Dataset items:
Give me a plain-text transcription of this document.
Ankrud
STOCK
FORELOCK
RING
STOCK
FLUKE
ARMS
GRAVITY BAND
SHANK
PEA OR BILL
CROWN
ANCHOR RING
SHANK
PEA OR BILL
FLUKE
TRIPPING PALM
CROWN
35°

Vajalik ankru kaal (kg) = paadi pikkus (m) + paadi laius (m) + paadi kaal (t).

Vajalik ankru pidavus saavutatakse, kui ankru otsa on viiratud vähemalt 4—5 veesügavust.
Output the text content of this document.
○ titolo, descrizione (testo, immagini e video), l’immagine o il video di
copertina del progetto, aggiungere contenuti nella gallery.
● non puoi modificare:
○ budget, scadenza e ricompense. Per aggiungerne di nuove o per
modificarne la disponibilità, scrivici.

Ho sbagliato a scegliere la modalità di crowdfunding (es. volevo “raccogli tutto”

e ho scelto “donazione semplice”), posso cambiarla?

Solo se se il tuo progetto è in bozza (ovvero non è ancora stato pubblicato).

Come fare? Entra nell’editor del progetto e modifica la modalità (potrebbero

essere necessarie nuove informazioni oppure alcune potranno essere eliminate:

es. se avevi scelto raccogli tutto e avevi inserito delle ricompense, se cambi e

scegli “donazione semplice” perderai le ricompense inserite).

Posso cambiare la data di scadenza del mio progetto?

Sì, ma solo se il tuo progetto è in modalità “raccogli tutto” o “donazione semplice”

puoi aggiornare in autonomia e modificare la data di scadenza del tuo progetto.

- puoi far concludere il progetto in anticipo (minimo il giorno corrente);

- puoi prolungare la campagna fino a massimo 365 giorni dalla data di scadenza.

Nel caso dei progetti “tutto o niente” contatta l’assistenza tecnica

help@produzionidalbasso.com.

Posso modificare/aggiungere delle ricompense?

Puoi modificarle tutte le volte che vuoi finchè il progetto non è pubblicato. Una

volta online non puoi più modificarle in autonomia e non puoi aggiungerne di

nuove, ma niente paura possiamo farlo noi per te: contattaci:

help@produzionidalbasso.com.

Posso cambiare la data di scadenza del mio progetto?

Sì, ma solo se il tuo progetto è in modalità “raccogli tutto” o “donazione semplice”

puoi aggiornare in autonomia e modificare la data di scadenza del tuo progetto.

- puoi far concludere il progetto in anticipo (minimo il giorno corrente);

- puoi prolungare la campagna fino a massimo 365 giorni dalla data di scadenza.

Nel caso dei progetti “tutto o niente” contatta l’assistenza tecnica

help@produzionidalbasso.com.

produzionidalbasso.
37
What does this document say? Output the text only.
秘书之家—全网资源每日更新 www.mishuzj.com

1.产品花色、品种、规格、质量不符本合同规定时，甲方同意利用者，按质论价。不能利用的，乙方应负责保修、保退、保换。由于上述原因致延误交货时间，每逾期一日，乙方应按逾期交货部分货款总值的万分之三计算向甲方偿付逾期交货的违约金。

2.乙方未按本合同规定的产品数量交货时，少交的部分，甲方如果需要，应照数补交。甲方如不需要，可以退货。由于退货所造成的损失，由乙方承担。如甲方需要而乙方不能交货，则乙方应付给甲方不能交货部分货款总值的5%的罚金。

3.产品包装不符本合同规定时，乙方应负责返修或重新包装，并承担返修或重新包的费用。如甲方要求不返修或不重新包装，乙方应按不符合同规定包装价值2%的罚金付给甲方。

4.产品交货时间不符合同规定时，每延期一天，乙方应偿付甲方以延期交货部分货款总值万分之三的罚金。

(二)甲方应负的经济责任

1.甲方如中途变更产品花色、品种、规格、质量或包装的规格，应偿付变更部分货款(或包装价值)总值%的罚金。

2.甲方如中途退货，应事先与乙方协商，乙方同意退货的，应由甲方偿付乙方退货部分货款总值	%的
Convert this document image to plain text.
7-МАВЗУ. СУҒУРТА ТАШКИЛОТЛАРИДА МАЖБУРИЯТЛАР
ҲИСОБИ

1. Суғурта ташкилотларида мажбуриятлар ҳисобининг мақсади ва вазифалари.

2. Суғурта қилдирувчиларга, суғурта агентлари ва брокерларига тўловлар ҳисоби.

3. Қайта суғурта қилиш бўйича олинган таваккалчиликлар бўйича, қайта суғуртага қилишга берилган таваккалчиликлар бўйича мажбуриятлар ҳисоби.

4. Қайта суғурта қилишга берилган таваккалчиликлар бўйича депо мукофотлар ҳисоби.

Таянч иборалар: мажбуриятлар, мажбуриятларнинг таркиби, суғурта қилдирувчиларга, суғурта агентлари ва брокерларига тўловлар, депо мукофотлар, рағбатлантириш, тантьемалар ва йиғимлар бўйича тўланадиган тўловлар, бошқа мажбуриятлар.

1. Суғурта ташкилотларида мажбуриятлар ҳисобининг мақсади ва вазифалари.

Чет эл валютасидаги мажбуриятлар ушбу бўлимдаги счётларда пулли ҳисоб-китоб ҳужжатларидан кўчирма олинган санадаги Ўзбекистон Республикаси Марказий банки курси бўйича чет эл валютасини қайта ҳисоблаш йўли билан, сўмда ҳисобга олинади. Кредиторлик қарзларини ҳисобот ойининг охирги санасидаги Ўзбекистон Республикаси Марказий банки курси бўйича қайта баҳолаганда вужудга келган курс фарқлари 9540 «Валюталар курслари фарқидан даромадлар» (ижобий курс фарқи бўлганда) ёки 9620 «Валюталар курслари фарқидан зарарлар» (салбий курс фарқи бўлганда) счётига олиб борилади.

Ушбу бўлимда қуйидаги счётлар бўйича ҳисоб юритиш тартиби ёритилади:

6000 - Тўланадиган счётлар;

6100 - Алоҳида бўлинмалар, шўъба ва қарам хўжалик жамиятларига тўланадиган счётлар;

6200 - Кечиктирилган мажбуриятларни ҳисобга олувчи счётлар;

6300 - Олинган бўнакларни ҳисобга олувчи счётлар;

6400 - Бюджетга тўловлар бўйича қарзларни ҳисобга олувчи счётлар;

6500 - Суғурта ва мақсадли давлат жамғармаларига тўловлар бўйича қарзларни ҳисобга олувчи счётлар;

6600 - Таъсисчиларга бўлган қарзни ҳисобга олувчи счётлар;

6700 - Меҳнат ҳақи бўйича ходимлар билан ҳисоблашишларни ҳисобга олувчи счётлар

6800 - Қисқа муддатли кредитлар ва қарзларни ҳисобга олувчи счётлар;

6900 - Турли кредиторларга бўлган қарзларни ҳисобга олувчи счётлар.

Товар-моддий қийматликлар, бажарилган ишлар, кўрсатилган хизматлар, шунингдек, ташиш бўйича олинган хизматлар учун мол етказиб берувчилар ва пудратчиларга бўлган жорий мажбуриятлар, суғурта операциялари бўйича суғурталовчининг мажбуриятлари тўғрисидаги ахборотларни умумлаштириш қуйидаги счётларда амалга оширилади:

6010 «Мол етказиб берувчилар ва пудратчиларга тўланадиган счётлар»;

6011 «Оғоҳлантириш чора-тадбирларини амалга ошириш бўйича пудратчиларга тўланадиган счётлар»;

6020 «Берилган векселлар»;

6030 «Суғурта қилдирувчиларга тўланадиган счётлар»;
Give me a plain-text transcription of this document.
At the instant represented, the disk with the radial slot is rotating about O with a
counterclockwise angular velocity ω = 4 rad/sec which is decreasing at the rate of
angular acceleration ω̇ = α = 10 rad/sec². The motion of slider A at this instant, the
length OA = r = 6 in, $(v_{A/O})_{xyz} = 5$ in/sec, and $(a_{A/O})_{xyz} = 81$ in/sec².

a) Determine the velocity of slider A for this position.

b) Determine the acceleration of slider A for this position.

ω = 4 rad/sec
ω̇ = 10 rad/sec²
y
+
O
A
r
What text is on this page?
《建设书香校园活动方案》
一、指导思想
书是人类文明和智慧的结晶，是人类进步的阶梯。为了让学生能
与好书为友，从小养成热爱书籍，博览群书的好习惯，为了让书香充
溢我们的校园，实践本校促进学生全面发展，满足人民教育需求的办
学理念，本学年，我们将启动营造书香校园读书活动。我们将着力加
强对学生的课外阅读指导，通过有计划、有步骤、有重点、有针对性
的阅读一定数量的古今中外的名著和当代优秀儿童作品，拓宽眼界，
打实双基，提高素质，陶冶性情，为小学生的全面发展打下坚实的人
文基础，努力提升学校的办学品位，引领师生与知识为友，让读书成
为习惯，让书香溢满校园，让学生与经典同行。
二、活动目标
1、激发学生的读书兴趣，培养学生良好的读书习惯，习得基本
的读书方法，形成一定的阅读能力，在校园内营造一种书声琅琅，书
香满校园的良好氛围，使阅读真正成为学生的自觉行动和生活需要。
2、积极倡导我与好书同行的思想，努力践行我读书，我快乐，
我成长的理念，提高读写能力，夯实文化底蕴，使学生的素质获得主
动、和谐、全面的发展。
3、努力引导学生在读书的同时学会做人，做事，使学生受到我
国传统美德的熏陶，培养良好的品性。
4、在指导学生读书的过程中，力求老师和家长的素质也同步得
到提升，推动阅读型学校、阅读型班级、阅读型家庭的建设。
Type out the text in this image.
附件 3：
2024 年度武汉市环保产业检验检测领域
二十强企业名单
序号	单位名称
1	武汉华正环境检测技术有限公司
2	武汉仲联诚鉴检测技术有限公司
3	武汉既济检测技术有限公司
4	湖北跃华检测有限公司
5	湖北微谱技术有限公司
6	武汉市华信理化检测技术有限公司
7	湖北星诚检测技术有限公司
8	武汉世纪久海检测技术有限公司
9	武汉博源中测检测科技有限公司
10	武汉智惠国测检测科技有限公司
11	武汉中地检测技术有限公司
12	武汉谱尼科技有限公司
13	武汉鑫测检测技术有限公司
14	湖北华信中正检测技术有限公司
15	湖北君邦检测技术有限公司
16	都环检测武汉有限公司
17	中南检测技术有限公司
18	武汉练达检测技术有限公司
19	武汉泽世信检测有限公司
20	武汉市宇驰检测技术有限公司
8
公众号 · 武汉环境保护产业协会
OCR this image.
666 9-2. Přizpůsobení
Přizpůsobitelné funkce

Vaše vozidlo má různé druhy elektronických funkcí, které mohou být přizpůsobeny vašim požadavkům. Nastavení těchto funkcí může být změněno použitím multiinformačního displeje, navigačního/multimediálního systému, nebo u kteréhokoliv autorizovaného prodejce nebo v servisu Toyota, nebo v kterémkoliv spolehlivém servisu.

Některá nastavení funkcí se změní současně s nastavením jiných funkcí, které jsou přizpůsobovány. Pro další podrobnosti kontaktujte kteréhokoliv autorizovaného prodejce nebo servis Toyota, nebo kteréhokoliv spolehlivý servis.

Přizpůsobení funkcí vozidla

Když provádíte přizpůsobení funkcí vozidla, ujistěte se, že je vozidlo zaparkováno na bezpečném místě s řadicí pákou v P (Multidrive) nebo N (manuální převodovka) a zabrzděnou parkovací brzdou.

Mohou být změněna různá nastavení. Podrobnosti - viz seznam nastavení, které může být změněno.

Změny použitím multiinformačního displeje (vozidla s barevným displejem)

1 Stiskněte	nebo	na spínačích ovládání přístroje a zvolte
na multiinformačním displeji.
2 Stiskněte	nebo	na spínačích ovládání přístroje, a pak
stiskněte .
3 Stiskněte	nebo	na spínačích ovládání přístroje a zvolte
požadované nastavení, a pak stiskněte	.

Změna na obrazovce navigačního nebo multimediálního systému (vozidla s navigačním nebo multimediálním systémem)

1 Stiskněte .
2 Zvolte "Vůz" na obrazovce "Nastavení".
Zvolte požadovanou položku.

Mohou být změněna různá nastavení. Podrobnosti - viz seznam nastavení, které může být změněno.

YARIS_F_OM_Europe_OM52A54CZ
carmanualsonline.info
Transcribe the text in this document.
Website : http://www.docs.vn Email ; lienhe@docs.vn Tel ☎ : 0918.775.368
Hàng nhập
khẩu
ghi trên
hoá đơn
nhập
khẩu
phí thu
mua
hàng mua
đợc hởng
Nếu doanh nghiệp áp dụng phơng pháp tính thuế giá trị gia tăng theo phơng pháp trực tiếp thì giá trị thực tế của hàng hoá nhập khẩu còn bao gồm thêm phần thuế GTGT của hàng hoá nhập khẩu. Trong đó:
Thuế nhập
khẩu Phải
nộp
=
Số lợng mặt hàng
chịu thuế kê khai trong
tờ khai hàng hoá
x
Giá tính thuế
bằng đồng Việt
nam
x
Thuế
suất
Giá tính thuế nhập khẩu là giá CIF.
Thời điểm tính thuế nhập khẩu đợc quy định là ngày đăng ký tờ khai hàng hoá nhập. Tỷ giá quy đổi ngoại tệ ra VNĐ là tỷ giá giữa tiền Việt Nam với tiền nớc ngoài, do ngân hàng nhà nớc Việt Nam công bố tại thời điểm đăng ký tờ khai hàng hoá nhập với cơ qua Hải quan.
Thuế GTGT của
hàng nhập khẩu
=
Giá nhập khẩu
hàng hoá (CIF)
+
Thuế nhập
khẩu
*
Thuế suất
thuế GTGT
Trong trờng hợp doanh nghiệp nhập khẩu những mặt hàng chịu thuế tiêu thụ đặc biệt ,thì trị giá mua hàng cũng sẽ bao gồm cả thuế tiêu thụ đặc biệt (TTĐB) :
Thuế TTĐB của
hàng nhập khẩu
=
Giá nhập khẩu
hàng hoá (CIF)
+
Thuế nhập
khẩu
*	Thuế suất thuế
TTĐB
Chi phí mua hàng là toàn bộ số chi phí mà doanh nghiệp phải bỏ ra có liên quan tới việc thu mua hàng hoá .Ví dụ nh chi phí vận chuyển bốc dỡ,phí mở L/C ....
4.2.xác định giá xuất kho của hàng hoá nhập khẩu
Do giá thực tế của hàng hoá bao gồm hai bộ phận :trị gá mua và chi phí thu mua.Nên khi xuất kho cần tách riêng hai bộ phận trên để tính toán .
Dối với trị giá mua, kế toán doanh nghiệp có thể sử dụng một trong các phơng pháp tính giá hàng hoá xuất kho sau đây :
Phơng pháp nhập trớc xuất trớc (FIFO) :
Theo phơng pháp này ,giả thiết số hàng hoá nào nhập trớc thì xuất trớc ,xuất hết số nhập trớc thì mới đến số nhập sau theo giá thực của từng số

## AIM OF THE EXERCISE
Return each line that includes "aggiungerne".

## WRITTEN REPLY
○ budget, scadenza e ricompense. Per aggiungerne di nuove o per
volta online non puoi più modificarle in autonomia e non puoi aggiungerne di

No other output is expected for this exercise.